### OBJETIVOS
1/ Según el fragmento seleccionado, ¿por qué el autor ha tenido que escribir dos veces sobre el silencio de José Hierro? Responde en una a tres oraciones.
2/ Nombra a todos los poetas que, según el fragmento seleccionado, editaron sus primeros libros juntos y al mismo tiempo.

──────── FRAGMENTO SELECCIONADO ────────

Querido José Hierro: los duendes de la imprenta no siempre están de acuerdo con los de las letras. En el artículo que te he dedicado y que me hizo el honor EL PAÍS de publicar en sus páginas, desapareció, sin que nadie tuviese en ello -sólo los duendes- arte ni parte, un final que ahora publica el mismo periódico en alarde de cortesía hacia ti, hacia mí y para con la ciudad de Santander, que mis líneas evocan y en uno de cuyos más bellos parajes se te acaba de tributar un homenaje. Son estas líneas un juego en el cual voy construyendo frases con títulos de libros tuyos y de otros poetas del grupo Proel. Os reuníais, durante los primeros años cincuenta, en un barracón entre los tantos que después del incendio que asoló nuestra ciudad hubo que edificar. El barracón estaba siempre húmedo, y yo pensaba entonces que esa humedad era como un modesto símbolo de la victoria en Santander del mar sobre las llamas. Vuestra voz era el arpa en la que se acordaba esa victoria. Vosotros fuisteis, uno a uno, sus diferentes cuerdas; tú, la cuerda vibrante; Hidalgo, la sombría y geocéntrica; Salomón, la precisamente melancólica; Maruri, la más aguda, la de las ensoñaciones enloquecidas. Ya ves, querido José Hierro: para escribir sobre tu silencio me he visto obligado a hacerlo dos veces; me doy agradecidamente por vencido.Sin pretensiones de una poética común; sin manifiestos que los disimulasen ante un lector hipotético, ya que la poesía «es una materia prima hermosamente anticomercial»; por el solo hecho de ser todos poetas en una ciudad en la que «todo lo puede el viento» edita Hierro sus primeros, definitivos libros en compañía y simultáneamente con José Luis Hidalgo, Carlos Salomón y Julio Maruri. Han pasado los años, los muertos han echado raíces en la región luciente, la sed ha hecho que busquen las aves sus primeros nidos y que se cansen los niños de tener que jugar a ser hombres. ¿Son éstas las «evidencias de tiempo» que necesita el poeta para estar vivo? El tiempo -muy bien lo sabe Hierro- es un espejo, que nos duele cuando la imagen que refleja no ha acabado entre las cosas impertérritas, puesto que asoma en ella, resaca inconfundible, el diario y vespertino reencuentro con los muertos. Muertos, sí, pero nunca acabados: «que una vez han sentido en sus manos temblar la alegría».

Seis veces le han sorprendido a José Hierro los laureles de un premio; otras tantas que un jurado se ha honrado al concedérselo.

──────── LISTADO DE DATOS ────────

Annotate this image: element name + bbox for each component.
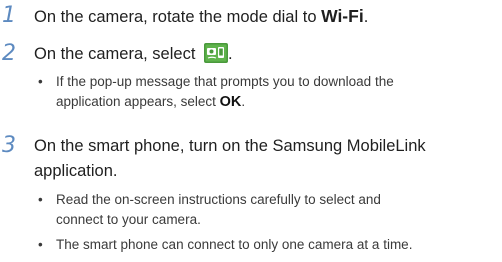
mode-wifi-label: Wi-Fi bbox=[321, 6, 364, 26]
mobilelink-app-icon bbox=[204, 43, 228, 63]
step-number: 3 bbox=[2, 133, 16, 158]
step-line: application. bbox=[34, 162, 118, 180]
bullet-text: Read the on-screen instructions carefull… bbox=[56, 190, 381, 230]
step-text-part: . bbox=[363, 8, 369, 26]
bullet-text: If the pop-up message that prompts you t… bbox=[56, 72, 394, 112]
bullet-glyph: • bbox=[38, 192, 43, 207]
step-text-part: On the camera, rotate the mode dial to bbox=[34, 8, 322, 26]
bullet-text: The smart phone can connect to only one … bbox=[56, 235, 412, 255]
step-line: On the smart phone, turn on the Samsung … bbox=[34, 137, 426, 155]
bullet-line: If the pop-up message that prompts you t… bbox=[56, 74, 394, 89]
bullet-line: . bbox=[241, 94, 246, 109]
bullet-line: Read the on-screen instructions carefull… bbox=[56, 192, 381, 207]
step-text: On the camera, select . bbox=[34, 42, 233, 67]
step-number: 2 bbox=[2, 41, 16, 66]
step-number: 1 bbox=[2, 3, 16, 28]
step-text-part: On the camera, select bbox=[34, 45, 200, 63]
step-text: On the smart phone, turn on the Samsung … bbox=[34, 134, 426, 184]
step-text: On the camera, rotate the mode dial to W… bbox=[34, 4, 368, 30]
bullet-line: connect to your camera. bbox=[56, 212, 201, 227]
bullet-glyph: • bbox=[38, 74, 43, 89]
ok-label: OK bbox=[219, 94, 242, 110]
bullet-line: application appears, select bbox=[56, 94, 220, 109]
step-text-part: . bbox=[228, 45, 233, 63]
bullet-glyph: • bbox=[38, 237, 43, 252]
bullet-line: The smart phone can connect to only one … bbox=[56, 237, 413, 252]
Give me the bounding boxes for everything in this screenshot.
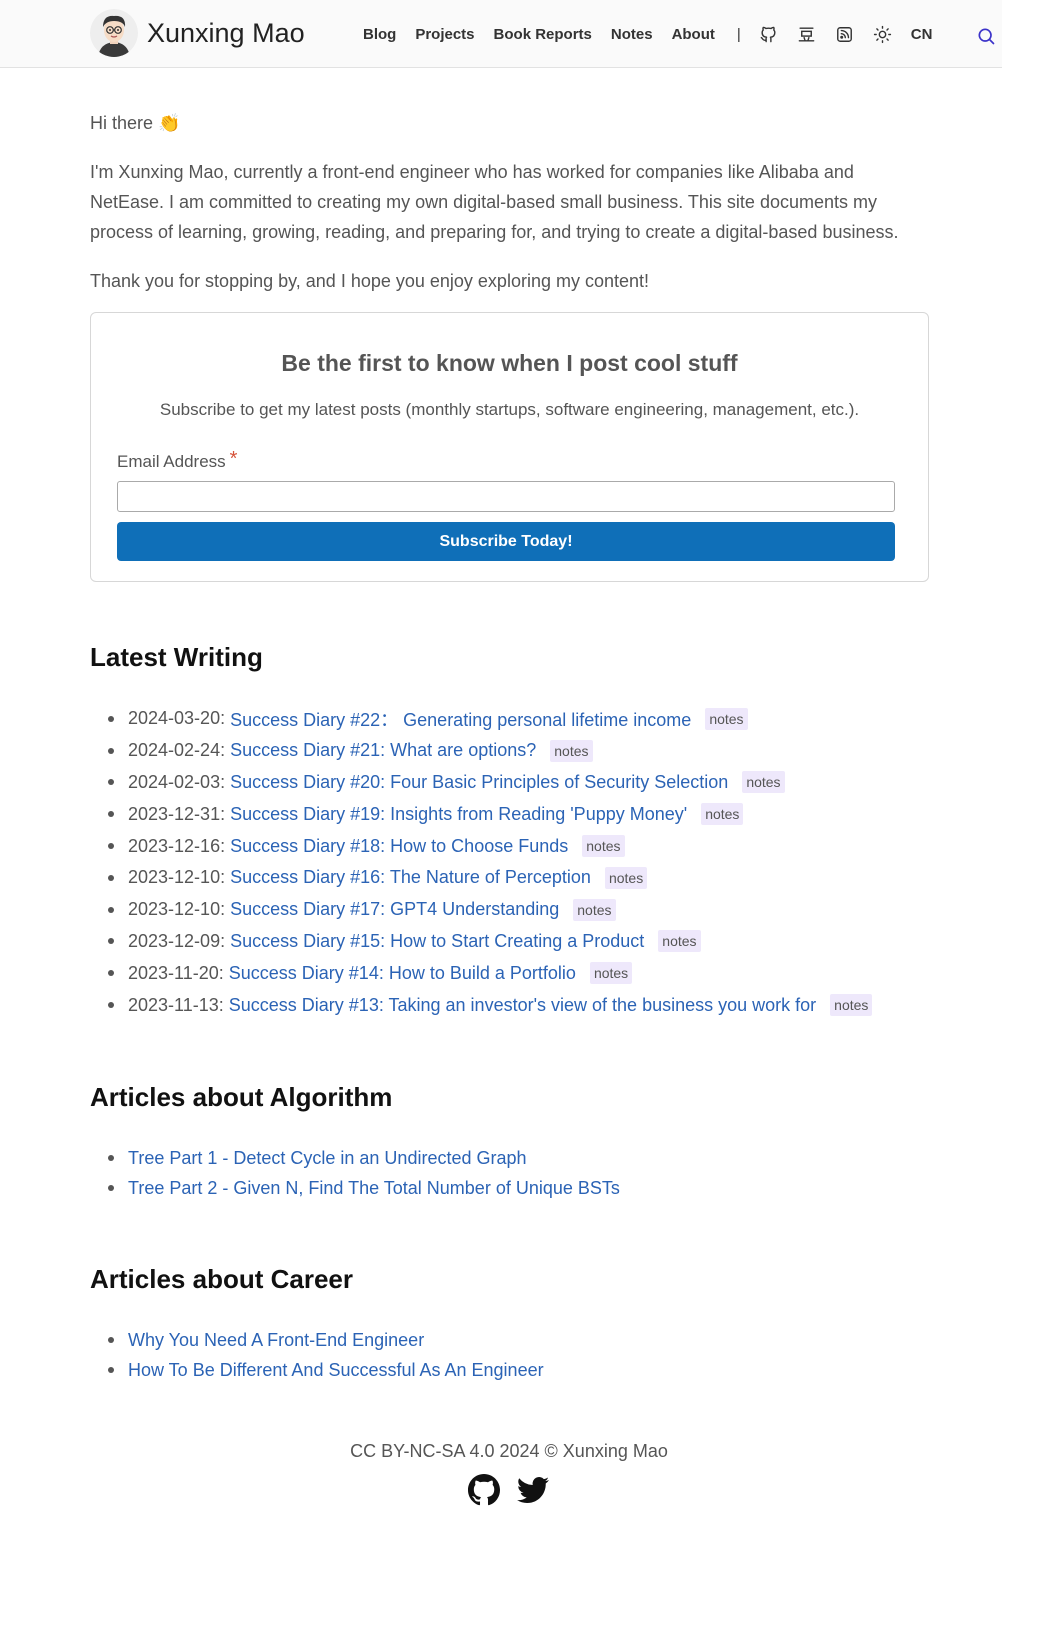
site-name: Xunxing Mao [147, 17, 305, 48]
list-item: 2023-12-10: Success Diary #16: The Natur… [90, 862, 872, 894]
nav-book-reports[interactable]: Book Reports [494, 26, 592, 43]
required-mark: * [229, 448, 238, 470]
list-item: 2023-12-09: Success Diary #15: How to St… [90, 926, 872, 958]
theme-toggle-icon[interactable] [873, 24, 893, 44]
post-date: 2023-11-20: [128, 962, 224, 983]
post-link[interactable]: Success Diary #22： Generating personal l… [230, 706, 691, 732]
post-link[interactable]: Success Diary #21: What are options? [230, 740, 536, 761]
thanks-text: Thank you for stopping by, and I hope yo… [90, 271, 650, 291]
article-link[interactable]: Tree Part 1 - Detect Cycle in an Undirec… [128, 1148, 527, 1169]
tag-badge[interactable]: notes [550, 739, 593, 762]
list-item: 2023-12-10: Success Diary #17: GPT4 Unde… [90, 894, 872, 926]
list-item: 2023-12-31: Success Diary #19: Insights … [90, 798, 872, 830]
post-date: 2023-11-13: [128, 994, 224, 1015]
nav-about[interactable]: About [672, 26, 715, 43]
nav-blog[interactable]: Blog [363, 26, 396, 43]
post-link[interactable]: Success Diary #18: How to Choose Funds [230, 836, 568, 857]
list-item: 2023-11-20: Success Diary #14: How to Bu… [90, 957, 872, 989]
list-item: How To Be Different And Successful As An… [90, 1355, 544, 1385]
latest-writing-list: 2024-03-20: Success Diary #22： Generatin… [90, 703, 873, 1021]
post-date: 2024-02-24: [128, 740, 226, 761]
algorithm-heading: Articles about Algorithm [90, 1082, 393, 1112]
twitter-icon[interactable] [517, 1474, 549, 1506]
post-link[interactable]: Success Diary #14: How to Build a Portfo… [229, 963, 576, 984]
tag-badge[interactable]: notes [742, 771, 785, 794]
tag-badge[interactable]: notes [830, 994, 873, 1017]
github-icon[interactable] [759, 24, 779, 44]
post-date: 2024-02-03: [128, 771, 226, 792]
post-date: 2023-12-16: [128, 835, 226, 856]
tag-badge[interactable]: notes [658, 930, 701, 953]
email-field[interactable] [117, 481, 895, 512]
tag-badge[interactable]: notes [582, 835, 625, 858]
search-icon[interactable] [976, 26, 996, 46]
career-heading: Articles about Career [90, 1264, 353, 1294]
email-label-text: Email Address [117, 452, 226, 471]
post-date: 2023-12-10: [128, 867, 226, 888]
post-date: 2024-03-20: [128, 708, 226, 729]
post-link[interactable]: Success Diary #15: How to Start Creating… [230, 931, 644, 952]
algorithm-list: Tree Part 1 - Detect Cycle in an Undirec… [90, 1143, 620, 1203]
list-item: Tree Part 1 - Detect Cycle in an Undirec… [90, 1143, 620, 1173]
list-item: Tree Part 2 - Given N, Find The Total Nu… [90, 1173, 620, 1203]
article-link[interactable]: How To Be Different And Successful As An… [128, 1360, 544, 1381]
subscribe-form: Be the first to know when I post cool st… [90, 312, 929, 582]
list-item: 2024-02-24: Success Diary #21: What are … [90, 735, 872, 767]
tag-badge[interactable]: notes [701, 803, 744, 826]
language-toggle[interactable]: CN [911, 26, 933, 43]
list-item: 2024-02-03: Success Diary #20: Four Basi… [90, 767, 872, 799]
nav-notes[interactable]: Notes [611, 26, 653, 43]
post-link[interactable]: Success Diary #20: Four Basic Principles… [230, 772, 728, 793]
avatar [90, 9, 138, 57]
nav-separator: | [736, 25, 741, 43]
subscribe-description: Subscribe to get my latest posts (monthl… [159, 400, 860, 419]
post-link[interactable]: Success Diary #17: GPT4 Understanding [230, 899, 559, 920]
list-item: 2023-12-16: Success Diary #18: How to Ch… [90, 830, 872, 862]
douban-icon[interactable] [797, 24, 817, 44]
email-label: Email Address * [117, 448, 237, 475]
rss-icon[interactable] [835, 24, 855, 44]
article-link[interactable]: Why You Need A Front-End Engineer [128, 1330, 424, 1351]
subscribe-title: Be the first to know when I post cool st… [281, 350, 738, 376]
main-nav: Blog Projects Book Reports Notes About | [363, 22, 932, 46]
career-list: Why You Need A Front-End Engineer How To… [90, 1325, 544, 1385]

────────

### RESPUESTAS POR TAREA
1/ El autor tuvo que escribir dos veces porque, en el artículo que EL PAÍS publicó, desapareció el final por obra de los duendes de la imprenta. Por eso el mismo periódico publica ahora ese final.

2/ José Hierro, José Luis Hidalgo, Carlos Salomón y Julio Maruri.